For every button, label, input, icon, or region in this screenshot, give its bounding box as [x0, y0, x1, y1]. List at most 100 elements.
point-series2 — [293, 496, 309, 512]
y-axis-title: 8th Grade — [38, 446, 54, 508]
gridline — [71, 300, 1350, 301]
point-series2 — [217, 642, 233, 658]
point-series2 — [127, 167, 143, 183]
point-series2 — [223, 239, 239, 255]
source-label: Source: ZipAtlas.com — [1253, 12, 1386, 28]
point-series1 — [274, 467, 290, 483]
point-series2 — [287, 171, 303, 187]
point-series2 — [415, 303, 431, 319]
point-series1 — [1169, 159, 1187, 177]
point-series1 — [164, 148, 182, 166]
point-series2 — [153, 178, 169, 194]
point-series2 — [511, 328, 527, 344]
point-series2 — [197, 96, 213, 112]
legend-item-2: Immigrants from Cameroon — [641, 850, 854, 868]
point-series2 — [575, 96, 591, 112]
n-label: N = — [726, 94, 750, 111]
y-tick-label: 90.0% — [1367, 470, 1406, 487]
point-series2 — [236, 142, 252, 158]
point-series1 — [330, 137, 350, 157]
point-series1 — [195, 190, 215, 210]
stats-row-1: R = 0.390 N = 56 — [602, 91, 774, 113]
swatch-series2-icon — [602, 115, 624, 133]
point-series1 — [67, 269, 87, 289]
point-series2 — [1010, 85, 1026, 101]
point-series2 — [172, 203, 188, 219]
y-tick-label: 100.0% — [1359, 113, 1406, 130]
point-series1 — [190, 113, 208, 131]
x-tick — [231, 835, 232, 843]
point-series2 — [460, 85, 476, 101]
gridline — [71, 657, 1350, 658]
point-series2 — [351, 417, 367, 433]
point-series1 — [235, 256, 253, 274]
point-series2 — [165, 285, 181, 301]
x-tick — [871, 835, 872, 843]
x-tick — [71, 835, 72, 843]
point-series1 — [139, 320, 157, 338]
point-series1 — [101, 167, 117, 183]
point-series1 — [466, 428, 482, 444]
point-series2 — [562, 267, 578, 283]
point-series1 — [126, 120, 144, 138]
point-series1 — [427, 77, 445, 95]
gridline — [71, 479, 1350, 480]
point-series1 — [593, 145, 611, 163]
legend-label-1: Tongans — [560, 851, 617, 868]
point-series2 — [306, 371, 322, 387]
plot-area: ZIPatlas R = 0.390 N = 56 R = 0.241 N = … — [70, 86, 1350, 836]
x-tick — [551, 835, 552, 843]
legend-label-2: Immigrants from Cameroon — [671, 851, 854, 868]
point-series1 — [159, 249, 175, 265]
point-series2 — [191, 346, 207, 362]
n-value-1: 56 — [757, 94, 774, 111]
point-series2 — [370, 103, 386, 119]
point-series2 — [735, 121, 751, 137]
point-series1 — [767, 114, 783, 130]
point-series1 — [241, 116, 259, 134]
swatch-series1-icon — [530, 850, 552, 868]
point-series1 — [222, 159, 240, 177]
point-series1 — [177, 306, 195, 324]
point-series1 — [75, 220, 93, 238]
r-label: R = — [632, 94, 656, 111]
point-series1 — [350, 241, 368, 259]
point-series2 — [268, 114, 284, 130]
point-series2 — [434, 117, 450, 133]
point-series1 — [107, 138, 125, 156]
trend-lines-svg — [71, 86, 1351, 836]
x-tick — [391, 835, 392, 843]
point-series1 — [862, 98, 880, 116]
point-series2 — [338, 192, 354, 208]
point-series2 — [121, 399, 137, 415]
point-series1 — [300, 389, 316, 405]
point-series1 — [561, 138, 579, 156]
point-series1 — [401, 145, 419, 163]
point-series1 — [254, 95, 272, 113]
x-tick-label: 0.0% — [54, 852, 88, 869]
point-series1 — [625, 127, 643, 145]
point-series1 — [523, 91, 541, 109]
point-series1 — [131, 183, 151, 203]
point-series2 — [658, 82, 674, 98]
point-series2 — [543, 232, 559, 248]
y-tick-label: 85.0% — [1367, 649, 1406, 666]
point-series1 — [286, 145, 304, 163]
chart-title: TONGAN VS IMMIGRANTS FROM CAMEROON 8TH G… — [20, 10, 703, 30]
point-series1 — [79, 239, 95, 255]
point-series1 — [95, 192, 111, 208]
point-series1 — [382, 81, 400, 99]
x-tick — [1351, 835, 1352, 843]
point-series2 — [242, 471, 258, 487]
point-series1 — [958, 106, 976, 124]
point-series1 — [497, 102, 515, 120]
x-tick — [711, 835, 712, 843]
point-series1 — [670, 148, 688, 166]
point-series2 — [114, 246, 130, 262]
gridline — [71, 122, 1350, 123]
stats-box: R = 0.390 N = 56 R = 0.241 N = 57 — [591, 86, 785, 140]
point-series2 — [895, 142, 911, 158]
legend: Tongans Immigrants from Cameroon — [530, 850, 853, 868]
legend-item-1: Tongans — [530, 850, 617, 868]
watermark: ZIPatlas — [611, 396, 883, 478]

+ + + + +

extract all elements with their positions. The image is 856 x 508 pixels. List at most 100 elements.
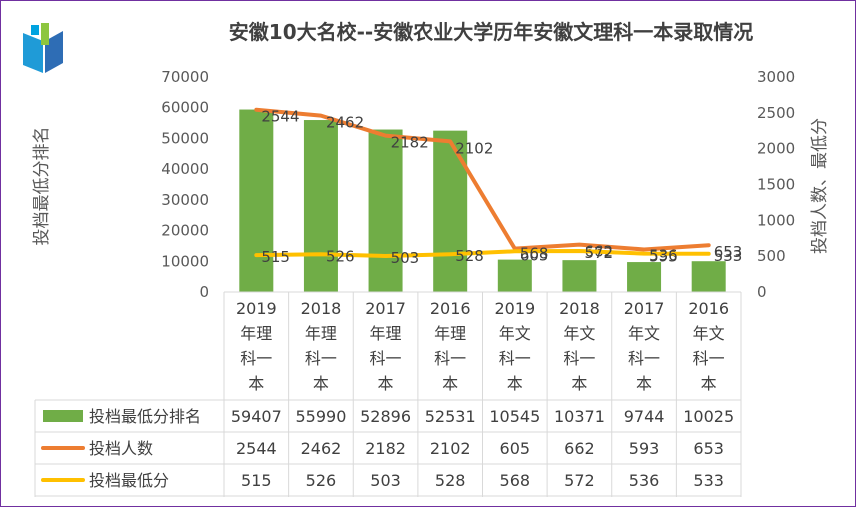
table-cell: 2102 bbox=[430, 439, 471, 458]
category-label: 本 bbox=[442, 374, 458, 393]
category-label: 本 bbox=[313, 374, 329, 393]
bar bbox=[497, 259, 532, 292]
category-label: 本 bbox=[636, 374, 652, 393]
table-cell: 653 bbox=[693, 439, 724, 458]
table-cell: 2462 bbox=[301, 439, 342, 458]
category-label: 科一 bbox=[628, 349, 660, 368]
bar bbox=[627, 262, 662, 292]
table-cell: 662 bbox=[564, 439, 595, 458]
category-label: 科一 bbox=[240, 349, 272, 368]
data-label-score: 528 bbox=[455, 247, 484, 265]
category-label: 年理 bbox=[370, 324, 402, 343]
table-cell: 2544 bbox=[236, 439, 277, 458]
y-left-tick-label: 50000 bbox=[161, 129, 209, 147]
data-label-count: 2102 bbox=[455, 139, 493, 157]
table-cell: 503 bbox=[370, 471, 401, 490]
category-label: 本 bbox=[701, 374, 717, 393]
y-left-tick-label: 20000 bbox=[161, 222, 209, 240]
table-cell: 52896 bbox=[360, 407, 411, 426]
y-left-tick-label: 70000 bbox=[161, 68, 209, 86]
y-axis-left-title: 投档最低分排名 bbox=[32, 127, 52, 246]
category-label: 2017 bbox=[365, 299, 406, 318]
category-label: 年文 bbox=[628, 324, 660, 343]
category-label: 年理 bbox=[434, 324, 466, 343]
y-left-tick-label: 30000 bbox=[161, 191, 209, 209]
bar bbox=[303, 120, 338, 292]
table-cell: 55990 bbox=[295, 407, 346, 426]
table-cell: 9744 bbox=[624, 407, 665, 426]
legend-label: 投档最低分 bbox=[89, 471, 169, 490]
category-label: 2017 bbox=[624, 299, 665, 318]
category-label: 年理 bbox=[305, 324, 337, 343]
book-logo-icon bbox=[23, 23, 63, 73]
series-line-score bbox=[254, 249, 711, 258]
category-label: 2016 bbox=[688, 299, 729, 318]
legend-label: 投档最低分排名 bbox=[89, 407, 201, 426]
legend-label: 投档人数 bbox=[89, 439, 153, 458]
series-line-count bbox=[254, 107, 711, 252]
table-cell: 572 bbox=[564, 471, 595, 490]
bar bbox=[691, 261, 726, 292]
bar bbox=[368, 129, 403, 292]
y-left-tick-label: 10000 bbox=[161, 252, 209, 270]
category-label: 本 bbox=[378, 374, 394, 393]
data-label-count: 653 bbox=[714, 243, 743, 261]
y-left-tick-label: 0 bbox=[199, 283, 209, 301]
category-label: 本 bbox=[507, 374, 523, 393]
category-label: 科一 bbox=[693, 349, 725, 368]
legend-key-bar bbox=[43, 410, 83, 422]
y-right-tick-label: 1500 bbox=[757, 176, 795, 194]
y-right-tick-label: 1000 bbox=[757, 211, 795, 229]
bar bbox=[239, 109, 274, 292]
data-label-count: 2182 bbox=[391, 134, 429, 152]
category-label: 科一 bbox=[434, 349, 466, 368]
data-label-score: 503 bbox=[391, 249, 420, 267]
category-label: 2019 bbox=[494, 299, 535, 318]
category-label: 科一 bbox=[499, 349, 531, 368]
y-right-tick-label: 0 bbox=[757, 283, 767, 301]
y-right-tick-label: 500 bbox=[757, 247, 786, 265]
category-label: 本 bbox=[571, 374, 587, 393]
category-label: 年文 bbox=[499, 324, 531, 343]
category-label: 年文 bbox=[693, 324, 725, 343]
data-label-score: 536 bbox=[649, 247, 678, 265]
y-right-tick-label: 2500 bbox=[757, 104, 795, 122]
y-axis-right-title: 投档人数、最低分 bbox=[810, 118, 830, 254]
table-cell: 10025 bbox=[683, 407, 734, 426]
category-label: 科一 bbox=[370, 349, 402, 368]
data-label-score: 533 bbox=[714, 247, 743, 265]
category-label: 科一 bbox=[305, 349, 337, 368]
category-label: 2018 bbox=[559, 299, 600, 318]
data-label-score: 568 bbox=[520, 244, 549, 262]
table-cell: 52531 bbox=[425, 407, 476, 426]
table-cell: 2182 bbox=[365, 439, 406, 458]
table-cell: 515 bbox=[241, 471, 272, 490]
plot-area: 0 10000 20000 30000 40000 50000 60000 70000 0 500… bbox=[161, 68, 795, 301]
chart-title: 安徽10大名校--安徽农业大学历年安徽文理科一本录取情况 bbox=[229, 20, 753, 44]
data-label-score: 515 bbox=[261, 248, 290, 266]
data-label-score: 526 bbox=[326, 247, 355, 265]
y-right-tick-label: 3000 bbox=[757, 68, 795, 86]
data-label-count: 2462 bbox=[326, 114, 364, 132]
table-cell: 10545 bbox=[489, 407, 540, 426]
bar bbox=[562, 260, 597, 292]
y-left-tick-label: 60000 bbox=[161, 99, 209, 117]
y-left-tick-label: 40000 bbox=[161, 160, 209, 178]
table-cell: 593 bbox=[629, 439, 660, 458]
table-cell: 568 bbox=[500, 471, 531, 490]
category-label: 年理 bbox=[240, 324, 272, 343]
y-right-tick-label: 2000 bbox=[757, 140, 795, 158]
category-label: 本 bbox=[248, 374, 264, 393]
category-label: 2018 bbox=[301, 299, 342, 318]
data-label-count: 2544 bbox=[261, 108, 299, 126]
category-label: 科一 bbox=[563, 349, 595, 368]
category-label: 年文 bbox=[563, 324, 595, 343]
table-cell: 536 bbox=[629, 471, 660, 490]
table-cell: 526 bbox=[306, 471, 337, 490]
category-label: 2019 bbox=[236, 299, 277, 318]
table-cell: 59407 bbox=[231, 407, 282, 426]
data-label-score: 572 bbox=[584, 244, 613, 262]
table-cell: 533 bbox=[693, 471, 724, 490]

+ + + + +

Objective:
Please put the records into a JSON list of strings, one string per line, with blank lines omitted. Start at the line containing "For every button, label, input, icon, or" and end after the line containing "point-series2 — [172, 203, 188, 219]".

Reply:
[
  "For every button, label, input, icon, or region in this screenshot, give its bounding box as [x0, y0, x1, y1]. List at most 100 elements.",
  "point-series2 — [293, 496, 309, 512]",
  "y-axis-title: 8th Grade — [38, 446, 54, 508]",
  "gridline — [71, 300, 1350, 301]",
  "point-series2 — [217, 642, 233, 658]",
  "point-series2 — [127, 167, 143, 183]",
  "point-series2 — [223, 239, 239, 255]",
  "source-label: Source: ZipAtlas.com — [1253, 12, 1386, 28]",
  "point-series1 — [274, 467, 290, 483]",
  "point-series2 — [287, 171, 303, 187]",
  "point-series2 — [415, 303, 431, 319]",
  "point-series1 — [1169, 159, 1187, 177]",
  "point-series1 — [164, 148, 182, 166]",
  "point-series2 — [153, 178, 169, 194]",
  "point-series2 — [511, 328, 527, 344]",
  "point-series2 — [197, 96, 213, 112]",
  "legend-item-2: Immigrants from Cameroon — [641, 850, 854, 868]",
  "point-series2 — [575, 96, 591, 112]",
  "n-label: N = — [726, 94, 750, 111]",
  "y-tick-label: 90.0% — [1367, 470, 1406, 487]",
  "point-series2 — [236, 142, 252, 158]",
  "point-series1 — [330, 137, 350, 157]",
  "point-series1 — [195, 190, 215, 210]",
  "stats-row-1: R = 0.390 N = 56 — [602, 91, 774, 113]",
  "swatch-series2-icon — [602, 115, 624, 133]",
  "point-series1 — [67, 269, 87, 289]",
  "point-series2 — [1010, 85, 1026, 101]",
  "point-series2 — [172, 203, 188, 219]"
]